(Records about charts and figures)
·····

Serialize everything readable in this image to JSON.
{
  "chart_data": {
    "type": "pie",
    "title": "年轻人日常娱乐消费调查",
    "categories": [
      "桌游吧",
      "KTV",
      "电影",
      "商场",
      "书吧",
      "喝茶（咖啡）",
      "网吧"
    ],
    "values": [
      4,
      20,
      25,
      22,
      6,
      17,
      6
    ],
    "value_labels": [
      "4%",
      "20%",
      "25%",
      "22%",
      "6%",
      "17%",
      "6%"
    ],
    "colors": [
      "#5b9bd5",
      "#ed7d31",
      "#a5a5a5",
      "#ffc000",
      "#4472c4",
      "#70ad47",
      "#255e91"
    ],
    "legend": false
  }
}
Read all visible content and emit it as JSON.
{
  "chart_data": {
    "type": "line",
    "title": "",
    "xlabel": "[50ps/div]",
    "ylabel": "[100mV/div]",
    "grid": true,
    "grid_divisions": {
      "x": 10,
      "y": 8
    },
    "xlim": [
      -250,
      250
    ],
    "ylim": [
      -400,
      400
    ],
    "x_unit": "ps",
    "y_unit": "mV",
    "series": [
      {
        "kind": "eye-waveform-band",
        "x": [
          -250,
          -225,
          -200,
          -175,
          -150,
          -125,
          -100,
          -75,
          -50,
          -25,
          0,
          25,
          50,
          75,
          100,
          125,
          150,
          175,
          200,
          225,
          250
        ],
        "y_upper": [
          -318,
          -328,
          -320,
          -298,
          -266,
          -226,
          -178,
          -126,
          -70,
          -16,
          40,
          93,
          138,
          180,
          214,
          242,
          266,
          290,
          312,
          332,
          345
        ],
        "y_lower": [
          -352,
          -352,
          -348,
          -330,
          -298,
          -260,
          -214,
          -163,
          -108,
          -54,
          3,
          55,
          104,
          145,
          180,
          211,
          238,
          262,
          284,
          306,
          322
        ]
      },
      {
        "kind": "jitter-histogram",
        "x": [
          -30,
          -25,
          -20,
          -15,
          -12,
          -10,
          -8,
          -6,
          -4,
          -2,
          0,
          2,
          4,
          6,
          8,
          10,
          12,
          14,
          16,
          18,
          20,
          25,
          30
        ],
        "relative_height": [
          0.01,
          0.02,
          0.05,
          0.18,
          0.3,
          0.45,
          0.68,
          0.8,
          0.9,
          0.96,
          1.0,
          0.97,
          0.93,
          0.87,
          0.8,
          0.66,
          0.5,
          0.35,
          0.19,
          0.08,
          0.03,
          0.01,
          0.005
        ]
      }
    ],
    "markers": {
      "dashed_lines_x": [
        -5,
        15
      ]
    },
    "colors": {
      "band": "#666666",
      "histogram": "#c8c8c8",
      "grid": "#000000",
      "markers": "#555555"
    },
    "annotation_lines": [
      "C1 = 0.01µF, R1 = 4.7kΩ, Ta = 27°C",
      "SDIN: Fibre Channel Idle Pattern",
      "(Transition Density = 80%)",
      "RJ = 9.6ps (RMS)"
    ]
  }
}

·····

(What the task asks) Would you reproduce the material above in full, exactly as given?

(Task result)
Serialize everything readable in this image to JSON.
{
  "chart_data": {
    "type": "pie",
    "title": "年轻人日常娱乐消费调查",
    "categories": [
      "桌游吧",
      "KTV",
      "电影",
      "商场",
      "书吧",
      "喝茶（咖啡）",
      "网吧"
    ],
    "values": [
      4,
      20,
      25,
      22,
      6,
      17,
      6
    ],
    "value_labels": [
      "4%",
      "20%",
      "25%",
      "22%",
      "6%",
      "17%",
      "6%"
    ],
    "colors": [
      "#5b9bd5",
      "#ed7d31",
      "#a5a5a5",
      "#ffc000",
      "#4472c4",
      "#70ad47",
      "#255e91"
    ],
    "legend": false
  }
}
Read all visible content and emit it as JSON.
{
  "chart_data": {
    "type": "line",
    "title": "",
    "xlabel": "[50ps/div]",
    "ylabel": "[100mV/div]",
    "grid": true,
    "grid_divisions": {
      "x": 10,
      "y": 8
    },
    "xlim": [
      -250,
      250
    ],
    "ylim": [
      -400,
      400
    ],
    "x_unit": "ps",
    "y_unit": "mV",
    "series": [
      {
        "kind": "eye-waveform-band",
        "x": [
          -250,
          -225,
          -200,
          -175,
          -150,
          -125,
          -100,
          -75,
          -50,
          -25,
          0,
          25,
          50,
          75,
          100,
          125,
          150,
          175,
          200,
          225,
          250
        ],
        "y_upper": [
          -318,
          -328,
          -320,
          -298,
          -266,
          -226,
          -178,
          -126,
          -70,
          -16,
          40,
          93,
          138,
          180,
          214,
          242,
          266,
          290,
          312,
          332,
          345
        ],
        "y_lower": [
          -352,
          -352,
          -348,
          -330,
          -298,
          -260,
          -214,
          -163,
          -108,
          -54,
          3,
          55,
          104,
          145,
          180,
          211,
          238,
          262,
          284,
          306,
          322
        ]
      },
      {
        "kind": "jitter-histogram",
        "x": [
          -30,
          -25,
          -20,
          -15,
          -12,
          -10,
          -8,
          -6,
          -4,
          -2,
          0,
          2,
          4,
          6,
          8,
          10,
          12,
          14,
          16,
          18,
          20,
          25,
          30
        ],
        "relative_height": [
          0.01,
          0.02,
          0.05,
          0.18,
          0.3,
          0.45,
          0.68,
          0.8,
          0.9,
          0.96,
          1.0,
          0.97,
          0.93,
          0.87,
          0.8,
          0.66,
          0.5,
          0.35,
          0.19,
          0.08,
          0.03,
          0.01,
          0.005
        ]
      }
    ],
    "markers": {
      "dashed_lines_x": [
        -5,
        15
      ]
    },
    "colors": {
      "band": "#666666",
      "histogram": "#c8c8c8",
      "grid": "#000000",
      "markers": "#555555"
    },
    "annotation_lines": [
      "C1 = 0.01µF, R1 = 4.7kΩ, Ta = 27°C",
      "SDIN: Fibre Channel Idle Pattern",
      "(Transition Density = 80%)",
      "RJ = 9.6ps (RMS)"
    ]
  }
}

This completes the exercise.